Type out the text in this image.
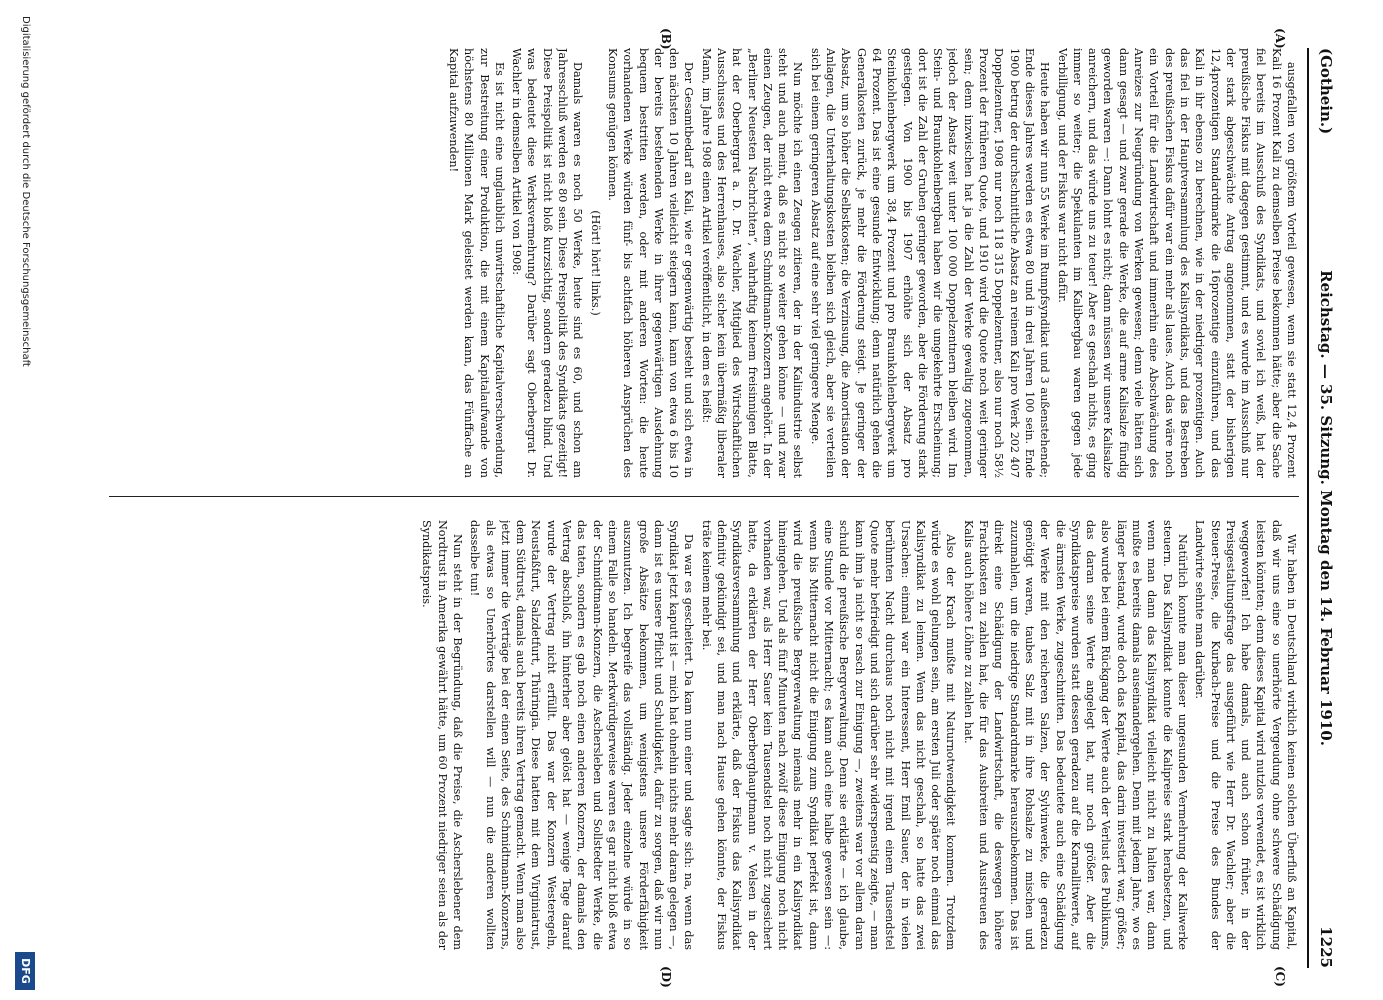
(Gothein.)
Reichstag. — 35. Sitzung. Montag den 14. Februar 1910.
1225
(A)
(B)
(C)
(D)

ausgefallen von größtem Vorteil gewesen, wenn sie statt 12,4 Prozent Kali 16 Prozent Kali zu demselben Preise bekommen hätte; aber die Sache fiel bereits im Ausschuß des Syndikats, und soviel ich weiß, hat der preußische Fiskus mit dagegen gestimmt, und es wurde im Ausschuß nur der stark abgeschwächte Antrag angenommen, statt der bisherigen 12,4prozentigen Standardmarke die 16prozentige einzuführen, und das Kali in ihr ebenso zu berechnen, wie in der niedriger prozentigen. Auch das fiel in der Hauptversammlung des Kalisyndikats, und das Bestreben des preußischen Fiskus dafür war ein mehr als laues. Auch das wäre noch ein Vorteil für die Landwirtschaft und immerhin eine Abschwächung des Anreizes zur Neugründung von Werken gewesen; denn viele hätten sich dann gesagt — und zwar gerade die Werke, die auf arme Kalisalze fündig geworden waren —: Dann lohnt es nicht; dann müssen wir unsere Kalisalze anreichern, und das würde uns zu teuer! Aber es geschah nichts, es ging immer so weiter; die Spekulanten im Kalibergbau waren gegen jede Verbilligung, und der Fiskus war nicht dafür.

Heute haben wir nun 55 Werke im Rumpfsyndikat und 3 außenstehende; Ende dieses Jahres werden es etwa 80 und in drei Jahren 100 sein. Ende 1900 betrug der durchschnittliche Absatz an reinem Kali pro Werk 202 407 Doppelzentner, 1908 nur noch 118 315 Doppelzentner, also nur noch 58½ Prozent der früheren Quote, und 1910 wird die Quote noch weit geringer sein; denn inzwischen hat ja die Zahl der Werke gewaltig zugenommen, jedoch der Absatz weit unter 100 000 Doppelzentnern bleiben wird. Im Stein- und Braunkohlenbergbau haben wir die umgekehrte Erscheinung; dort ist die Zahl der Gruben geringer geworden, aber die Förderung stark gestiegen. Von 1900 bis 1907 erhöhte sich der Absatz pro Steinkohlenbergwerk um 38,4 Prozent und pro Braunkohlenbergwerk um 64 Prozent. Das ist eine gesunde Entwicklung; denn natürlich gehen die Generalkosten zurück, je mehr die Förderung steigt. Je geringer der Absatz, um so höher die Selbstkosten; die Verzinsung, die Amortisation der Anlagen, die Unterhaltungskosten bleiben sich gleich, aber sie verteilen sich bei einem geringeren Absatz auf eine sehr viel geringere Menge.

Nun möchte ich einen Zeugen zitieren, der in der Kaliindustrie selbst steht und auch meint, daß es nicht so weiter gehen könne — und zwar einen Zeugen, der nicht etwa dem Schmidtmann-Konzern angehört. In der „Berliner Neuesten Nachrichten“, wahrhaftig keinem freisinnigen Blatte, hat der Oberbergrat a. D. Dr. Wachler, Mitglied des Wirtschaftlichen Ausschusses und des Herrenhauses, also sicher kein übermäßig liberaler Mann, im Jahre 1908 einen Artikel veröffentlicht, in dem es heißt:

Der Gesamtbedarf an Kali, wie er gegenwärtig besteht und sich etwa in den nächsten 10 Jahren vielleicht steigern kann, kann von etwa 6 bis 10 der bereits bestehenden Werke in ihrer gegenwärtigen Ausdehnung bequem bestritten werden, oder mit anderen Worten: die heute vorhandenen Werke würden fünf- bis achtfach höheren Ansprüchen des Konsums genügen können.

(Hört! hört! links.)

Damals waren es noch 50 Werke, heute sind es 60, und schon am Jahresschluß werden es 80 sein. Diese Preispolitik des Syndikats gezeitigt! Diese Preispolitik ist nicht bloß kurzsichtig, sondern geradezu blind. Und was bedeutet diese Werksvermehrung? Darüber sagt Oberbergrat Dr. Wachler in demselben Artikel von 1908:

Es ist nicht eine unglaublich unwirtschaftliche Kapitalverschwendung, zur Bestreitung einer Produktion, die mit einem Kapitalaufwande von höchstens 80 Millionen Mark geleistet werden kann, das Fünffache an Kapital aufzuwenden!

Wir haben in Deutschland wirklich keinen solchen Überfluß an Kapital, daß wir uns eine so unerhörte Vergeudung ohne schwere Schädigung leisten könnten; denn dieses Kapital wird nutzlos verwendet, es ist wirklich weggeworfen! Ich habe damals, und auch schon früher, in der Preisgestaltungsfrage das ausgeführt wie Herr Dr. Wachler; aber die Steuer-Preise, die Kurbach-Preise und die Preise des Bundes der Landwirte sehnte man darüber.

Natürlich konnte man dieser ungesunden Vermehrung der Kaliwerke steuern. Das Kalisyndikat konnte die Kalipreise stark herabsetzen, und wenn man dann das Kalisyndikat vielleicht nicht zu halten war, dann mußte es bereits damals auseinandergehen. Denn mit jedem Jahre, wo es länger bestand, wurde doch das Kapital, das darin investiert war, größer; also wurde bei einem Rückgang der Werte auch der Verlust des Publikums, das daran seine Werte angelegt hat, nur noch größer. Aber die Syndikatspreise wurden statt dessen geradezu auf die Karnallitwerte, auf die ärmsten Werke, zugeschnitten. Das bedeutete auch eine Schädigung der Werke mit den reicheren Salzen, der Sylvinwerke, die geradezu genötigt waren, taubes Salz mit in ihre Rohsalze zu mischen und zuzumahlen, um die niedrige Standardmarke herauszubekommen. Das ist direkt eine Schädigung der Landwirtschaft, die deswegen höhere Frachtkosten zu zahlen hat, die für das Ausbreiten und Ausstreuen des Kalis auch höhere Löhne zu zahlen hat.

Also der Krach mußte mit Naturnotwendigkeit kommen. Trotzdem würde es wohl gelungen sein, am ersten Juli oder später noch einmal das Kalisyndikat zu leimen. Wenn das nicht geschah, so hatte das zwei Ursachen: einmal war ein Interessent, Herr Emil Sauer, der in vielen berühmten Nacht durchaus noch nicht mit irgend einem Tausendstel Quote mehr befriedigt und sich darüber sehr widerspenstig zeigte, — man kann ihm ja nicht so rasch zur Einigung —, zweitens war vor allem daran schuld die preußische Bergverwaltung. Denn sie erklärte — ich glaube, eine Stunde vor Mitternacht; es kann auch eine halbe gewesen sein —: wenn bis Mitternacht nicht die Einigung zum Syndikat perfekt ist, dann wird die preußische Bergverwaltung niemals mehr in ein Kalisyndikat hineingehen. Und als fünf Minuten nach zwölf diese Einigung noch nicht vorhanden war, als Herr Sauer kein Tausendstel noch nicht zugesichert hatte, da erklärten der Herr Oberberghauptmann v. Velsen in der Syndikatsversammlung und erklärte, daß der Fiskus das Kalisyndikat definitiv gekündigt sei, und man nach Hause gehen könnte, der Fiskus träte keinem mehr bei.

Da war es gescheitert. Da kam nun einer und sagte sich: na, wenn das Syndikat jetzt kaputt ist — mich hat ohnehin nichts mehr daran gelegen —, dann ist es unsere Pflicht und Schuldigkeit, dafür zu sorgen, daß wir nun große Absätze bekommen, um wenigstens unsere Förderfähigkeit auszunutzen. Ich begreife das vollständig. Jeder einzelne würde in so einem Falle so handeln. Merkwürdigerweise waren es gar nicht bloß etwa der Schmidtmann-Konzern, die Aschersleben und Sollstedter Werke, die das taten, sondern es gab noch einen anderen Konzern, der damals den Vertrag abschloß, ihn hinterher aber gelöst hat — wenige Tage darauf wurde der Vertrag nicht erfüllt. Das war der Konzern Westeregeln, Neustaßfurt, Salzdetfurt, Thüringia. Diese hatten mit dem Virginiatrust, dem Südtrust, damals auch bereits ihren Vertrag gemacht. Wenn man also jetzt immer die Verträge bei der einen Seite, des Schmidtmann-Konzerns, als etwas so Unerhörtes darstellen will — nun die anderen wollten dasselbe tun!

Nun steht in der Begründung, daß die Preise, die Ascherslebener dem Nordtrust in Amerika gewährt hätte, um 60 Prozent niedriger seien als der Syndikatspreis.

Digitalisierung gefördert durch die Deutsche Forschungsgemeinschaft
DFG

__TASK PROMPT__. Scan the data, and report each line that uses the word "Oberbergrat".

__ANSWER SPACE__.
Nun möchte ich einen Zeugen zitieren, der in der Kaliindustrie selbst steht und auch meint, daß es nicht so weiter gehen könne — und zwar einen Zeugen, der nicht etwa dem Schmidtmann-Konzern angehört. In der „Berliner Neuesten Nachrichten“, wahrhaftig keinem freisinnigen Blatte, hat der Oberbergrat a. D. Dr. Wachler, Mitglied des Wirtschaftlichen Ausschusses und des Herrenhauses, also sicher kein übermäßig liberaler Mann, im Jahre 1908 einen Artikel veröffentlicht, in dem es heißt:
Damals waren es noch 50 Werke, heute sind es 60, und schon am Jahresschluß werden es 80 sein. Diese Preispolitik des Syndikats gezeitigt! Diese Preispolitik ist nicht bloß kurzsichtig, sondern geradezu blind. Und was bedeutet diese Werksvermehrung? Darüber sagt Oberbergrat Dr. Wachler in demselben Artikel von 1908:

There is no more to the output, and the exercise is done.